Passage to read:
---------------

In April 2023, photographs of the old palace of Ali Pasha — perched on the upper edge of the Erbil Citadel — captured the destructive consequences of neglect. The uppermost section of the structure had collapsed, taking with it a piece of the city’s architectural memory. The cause was not war or weather, but the slow physics of an unstable slope.
The old palace of Ali Pasha, before and after its collapse, photographed April 19, 2023
For a place that has stood for 6,000 years, this kind of erosion is the most consistent threat the Citadel has faced. And it is not isolated. Cracks now run along the slopes themselves and through some of the perimeter houses that ring the mound. Without intervention, more of the Citadel will follow the fate of Ali Pasha’s roof.

A Mound Shaped by Millennia
The Erbil Citadel rises 28–30 meters above the surrounding plain, an oval-shaped tell that has grown over thousands of years as one settlement was built on top of another. Today it sits at the center of the modern city of Erbil, the capital of the Kurdistan Region of Iraq, with the contemporary urban fabric spreading outward around it.
Erbil Citadel rising above the modern city that has grown around it
Archaeological findings reveal layer upon layer of previous habitation. The Citadel was built mainly of mud mixed with hay; in places, pieces of old brick are visible within its slopes. The mud was sourced from the surrounding plains and consists of clay and gravel.
The Citadel’s highest point — at the center — sits at 429 meters above sea level. The lowest points around its perimeter range from 407–416 meters. Its oval form measures roughly 0.35 km north–south and 0.42 km east–west, with diagonal axes of similar length.

A Name Carried Through Millennia
Erbil’s name has remained remarkably consistent through history, with recognizable versions — from Irbilum, Urbilum, Urbel, Arbail, Arbira, and Arbela to Erbil or Arbil — appearing in written sources as far back as Sumerian times. Settled more than 6,000 years ago, the Citadel is believed to be one of the longest continuously inhabited sites in the world. The earliest evidence of habitation on the Citadel mound dates to the 5th millennium BCE. In the Neo-Assyrian period, the Citadel was an important center, especially under the reign of King Ashurbanipal (669-631 BCE).

---------------

What this task involves: According to the passage on the Erbil Citadel, what was the Citadel mainly built of?

Recorded data:
---------------

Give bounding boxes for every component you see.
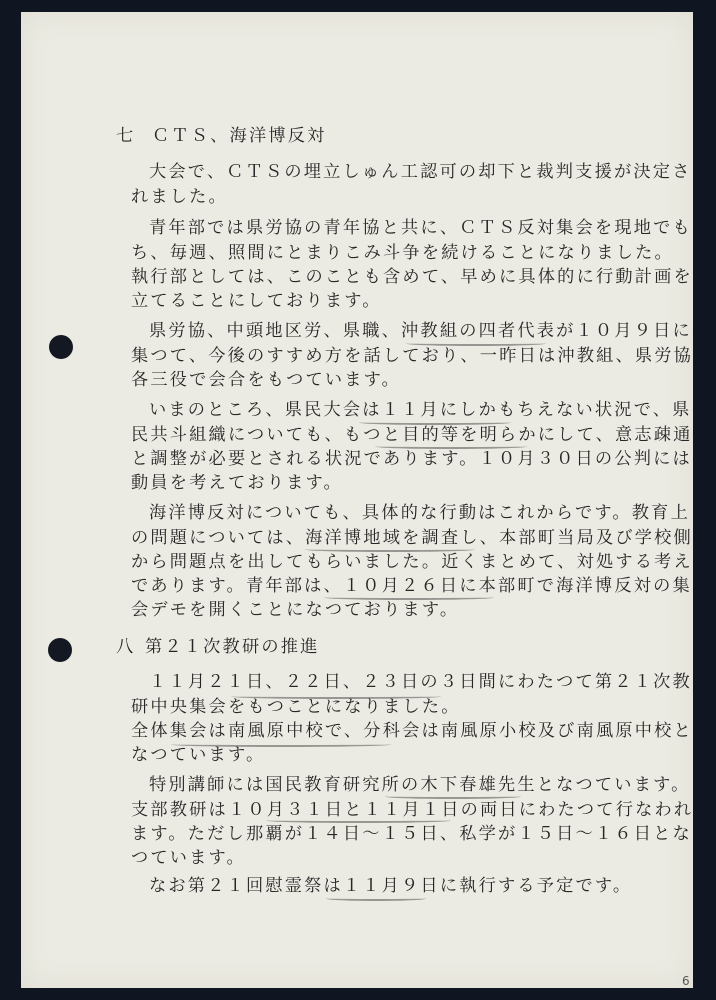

---------------

Full answer: Mud mixed with hay.